Record set -
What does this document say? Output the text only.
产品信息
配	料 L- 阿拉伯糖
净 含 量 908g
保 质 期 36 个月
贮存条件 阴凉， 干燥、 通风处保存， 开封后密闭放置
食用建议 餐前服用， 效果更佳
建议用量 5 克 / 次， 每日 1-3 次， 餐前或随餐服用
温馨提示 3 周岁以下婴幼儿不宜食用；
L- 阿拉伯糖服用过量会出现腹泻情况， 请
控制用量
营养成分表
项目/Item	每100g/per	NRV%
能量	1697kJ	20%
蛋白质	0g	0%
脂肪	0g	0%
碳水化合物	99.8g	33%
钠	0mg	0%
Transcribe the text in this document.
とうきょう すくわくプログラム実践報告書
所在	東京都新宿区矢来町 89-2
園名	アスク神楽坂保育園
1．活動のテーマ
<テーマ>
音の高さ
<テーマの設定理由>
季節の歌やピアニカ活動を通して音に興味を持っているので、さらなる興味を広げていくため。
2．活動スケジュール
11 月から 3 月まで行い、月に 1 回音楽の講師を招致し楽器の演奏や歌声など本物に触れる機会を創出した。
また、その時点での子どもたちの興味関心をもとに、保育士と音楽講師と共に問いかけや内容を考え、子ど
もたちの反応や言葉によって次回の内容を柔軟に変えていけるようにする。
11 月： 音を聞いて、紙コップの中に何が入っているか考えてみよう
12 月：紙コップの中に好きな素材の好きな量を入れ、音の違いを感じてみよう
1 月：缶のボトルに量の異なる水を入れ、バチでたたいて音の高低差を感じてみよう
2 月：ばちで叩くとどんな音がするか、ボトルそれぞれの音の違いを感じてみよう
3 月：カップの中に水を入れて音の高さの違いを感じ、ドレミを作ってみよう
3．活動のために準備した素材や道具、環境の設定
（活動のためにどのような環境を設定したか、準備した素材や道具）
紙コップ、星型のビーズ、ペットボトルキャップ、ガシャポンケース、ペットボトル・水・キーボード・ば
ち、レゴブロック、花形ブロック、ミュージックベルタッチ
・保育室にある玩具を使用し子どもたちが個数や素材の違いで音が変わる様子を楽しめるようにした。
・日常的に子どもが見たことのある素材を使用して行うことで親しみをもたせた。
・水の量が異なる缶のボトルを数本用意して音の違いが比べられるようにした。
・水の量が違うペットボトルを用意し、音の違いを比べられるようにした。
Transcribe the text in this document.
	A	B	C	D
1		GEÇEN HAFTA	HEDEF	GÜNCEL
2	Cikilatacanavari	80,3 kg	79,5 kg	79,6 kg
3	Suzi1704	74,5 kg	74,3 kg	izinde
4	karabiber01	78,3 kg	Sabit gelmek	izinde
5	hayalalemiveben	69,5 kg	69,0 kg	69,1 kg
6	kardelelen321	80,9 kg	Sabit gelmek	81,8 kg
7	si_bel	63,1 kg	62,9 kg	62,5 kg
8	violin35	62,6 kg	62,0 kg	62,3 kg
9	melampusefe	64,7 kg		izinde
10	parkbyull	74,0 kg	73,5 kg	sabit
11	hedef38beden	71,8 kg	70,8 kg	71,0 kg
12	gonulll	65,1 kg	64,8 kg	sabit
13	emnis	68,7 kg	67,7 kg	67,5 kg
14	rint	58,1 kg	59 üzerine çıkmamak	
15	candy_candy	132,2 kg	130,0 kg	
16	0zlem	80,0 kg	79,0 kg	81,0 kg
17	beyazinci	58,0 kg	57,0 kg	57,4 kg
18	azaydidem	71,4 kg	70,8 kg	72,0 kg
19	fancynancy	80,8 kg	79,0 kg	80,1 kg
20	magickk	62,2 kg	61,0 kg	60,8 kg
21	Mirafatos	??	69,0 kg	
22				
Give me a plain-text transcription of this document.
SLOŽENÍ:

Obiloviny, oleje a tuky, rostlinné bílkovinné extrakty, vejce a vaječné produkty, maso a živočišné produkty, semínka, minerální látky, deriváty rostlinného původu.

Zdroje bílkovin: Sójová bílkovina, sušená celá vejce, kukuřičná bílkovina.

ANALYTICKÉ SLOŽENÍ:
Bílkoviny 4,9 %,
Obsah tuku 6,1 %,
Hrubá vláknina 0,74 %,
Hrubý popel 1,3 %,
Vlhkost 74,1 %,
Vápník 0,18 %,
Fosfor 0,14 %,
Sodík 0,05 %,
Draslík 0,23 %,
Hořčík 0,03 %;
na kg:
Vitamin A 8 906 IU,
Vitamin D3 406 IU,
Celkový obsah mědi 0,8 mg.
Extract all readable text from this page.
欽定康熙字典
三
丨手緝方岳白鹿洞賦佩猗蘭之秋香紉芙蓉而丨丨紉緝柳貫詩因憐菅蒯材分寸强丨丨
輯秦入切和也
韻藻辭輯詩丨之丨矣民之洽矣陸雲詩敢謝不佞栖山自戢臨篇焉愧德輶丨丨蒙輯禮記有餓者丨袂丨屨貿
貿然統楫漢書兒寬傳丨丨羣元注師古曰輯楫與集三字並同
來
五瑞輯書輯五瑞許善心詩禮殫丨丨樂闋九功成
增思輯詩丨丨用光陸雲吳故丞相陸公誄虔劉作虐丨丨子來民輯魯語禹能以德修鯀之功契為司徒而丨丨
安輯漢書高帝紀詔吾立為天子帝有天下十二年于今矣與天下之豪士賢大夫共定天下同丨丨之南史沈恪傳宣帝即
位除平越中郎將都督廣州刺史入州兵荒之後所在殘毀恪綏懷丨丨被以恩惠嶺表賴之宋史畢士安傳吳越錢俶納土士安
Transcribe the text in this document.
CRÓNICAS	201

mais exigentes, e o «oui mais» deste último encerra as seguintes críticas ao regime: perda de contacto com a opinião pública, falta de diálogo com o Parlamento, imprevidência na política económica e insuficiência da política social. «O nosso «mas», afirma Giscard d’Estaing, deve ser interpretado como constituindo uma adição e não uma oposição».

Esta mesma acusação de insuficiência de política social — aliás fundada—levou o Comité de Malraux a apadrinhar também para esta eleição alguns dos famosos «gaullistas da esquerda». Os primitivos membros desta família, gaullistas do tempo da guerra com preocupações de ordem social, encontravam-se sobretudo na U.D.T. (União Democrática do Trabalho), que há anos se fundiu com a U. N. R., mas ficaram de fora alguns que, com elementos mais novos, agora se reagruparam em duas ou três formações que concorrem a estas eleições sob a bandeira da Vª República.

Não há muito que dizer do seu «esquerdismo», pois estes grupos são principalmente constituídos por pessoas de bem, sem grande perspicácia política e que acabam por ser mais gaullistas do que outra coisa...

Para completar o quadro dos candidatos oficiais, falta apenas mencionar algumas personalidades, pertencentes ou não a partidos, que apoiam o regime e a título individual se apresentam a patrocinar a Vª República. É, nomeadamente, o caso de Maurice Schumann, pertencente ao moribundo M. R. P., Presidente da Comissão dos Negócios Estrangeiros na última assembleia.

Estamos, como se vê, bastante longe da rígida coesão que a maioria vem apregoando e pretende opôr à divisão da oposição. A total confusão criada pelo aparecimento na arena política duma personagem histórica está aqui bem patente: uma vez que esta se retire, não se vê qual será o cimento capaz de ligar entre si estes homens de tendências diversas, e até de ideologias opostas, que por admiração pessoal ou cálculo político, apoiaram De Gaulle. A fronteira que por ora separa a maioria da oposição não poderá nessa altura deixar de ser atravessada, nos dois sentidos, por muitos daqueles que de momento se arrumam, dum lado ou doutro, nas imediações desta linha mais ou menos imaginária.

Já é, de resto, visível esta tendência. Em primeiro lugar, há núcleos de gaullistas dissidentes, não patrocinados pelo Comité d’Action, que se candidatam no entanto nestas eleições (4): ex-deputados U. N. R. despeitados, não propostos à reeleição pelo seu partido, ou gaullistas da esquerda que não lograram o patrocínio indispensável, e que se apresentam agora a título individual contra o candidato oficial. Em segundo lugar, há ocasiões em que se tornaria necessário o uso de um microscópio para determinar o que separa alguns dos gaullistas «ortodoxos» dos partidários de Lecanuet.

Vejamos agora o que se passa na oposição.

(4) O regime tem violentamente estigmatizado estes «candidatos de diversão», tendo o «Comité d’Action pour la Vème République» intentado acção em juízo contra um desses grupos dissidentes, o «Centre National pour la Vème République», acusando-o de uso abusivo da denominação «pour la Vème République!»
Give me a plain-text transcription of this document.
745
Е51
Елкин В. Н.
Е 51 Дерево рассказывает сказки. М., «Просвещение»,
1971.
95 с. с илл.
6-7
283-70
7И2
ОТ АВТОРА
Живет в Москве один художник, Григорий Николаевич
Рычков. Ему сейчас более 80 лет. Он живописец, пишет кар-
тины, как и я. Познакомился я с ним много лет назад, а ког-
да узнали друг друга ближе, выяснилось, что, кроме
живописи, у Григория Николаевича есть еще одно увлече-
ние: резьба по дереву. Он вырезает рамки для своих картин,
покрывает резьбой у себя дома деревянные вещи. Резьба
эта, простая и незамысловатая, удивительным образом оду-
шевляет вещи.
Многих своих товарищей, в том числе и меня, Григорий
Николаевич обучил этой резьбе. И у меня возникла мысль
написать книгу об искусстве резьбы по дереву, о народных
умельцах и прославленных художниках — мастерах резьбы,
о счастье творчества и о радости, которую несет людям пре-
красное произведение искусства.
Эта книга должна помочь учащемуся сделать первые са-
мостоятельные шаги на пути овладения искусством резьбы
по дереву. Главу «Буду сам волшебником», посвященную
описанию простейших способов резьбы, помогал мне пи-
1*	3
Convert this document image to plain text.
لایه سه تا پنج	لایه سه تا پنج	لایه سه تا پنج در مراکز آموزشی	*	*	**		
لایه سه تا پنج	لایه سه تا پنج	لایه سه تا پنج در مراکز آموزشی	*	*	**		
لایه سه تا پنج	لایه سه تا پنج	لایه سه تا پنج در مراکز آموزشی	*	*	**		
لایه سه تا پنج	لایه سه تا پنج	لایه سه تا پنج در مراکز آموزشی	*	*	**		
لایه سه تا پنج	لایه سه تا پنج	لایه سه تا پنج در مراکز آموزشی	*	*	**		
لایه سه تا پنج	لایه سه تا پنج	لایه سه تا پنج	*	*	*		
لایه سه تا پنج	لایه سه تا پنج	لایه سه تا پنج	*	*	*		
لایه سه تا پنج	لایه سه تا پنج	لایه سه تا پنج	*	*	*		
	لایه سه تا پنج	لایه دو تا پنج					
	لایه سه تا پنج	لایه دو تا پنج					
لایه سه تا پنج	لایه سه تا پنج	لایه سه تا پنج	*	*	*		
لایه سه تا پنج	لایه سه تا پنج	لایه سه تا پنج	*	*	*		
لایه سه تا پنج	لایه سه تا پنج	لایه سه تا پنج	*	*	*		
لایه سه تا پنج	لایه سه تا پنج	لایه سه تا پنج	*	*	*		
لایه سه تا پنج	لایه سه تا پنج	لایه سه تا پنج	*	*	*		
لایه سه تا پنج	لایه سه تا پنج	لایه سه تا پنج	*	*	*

Task goal - In the records above, collect each line with "вещи".

Finished exercise -
покрывает резьбой у себя дома деревянные вещи. Резьба
шевляет вещи.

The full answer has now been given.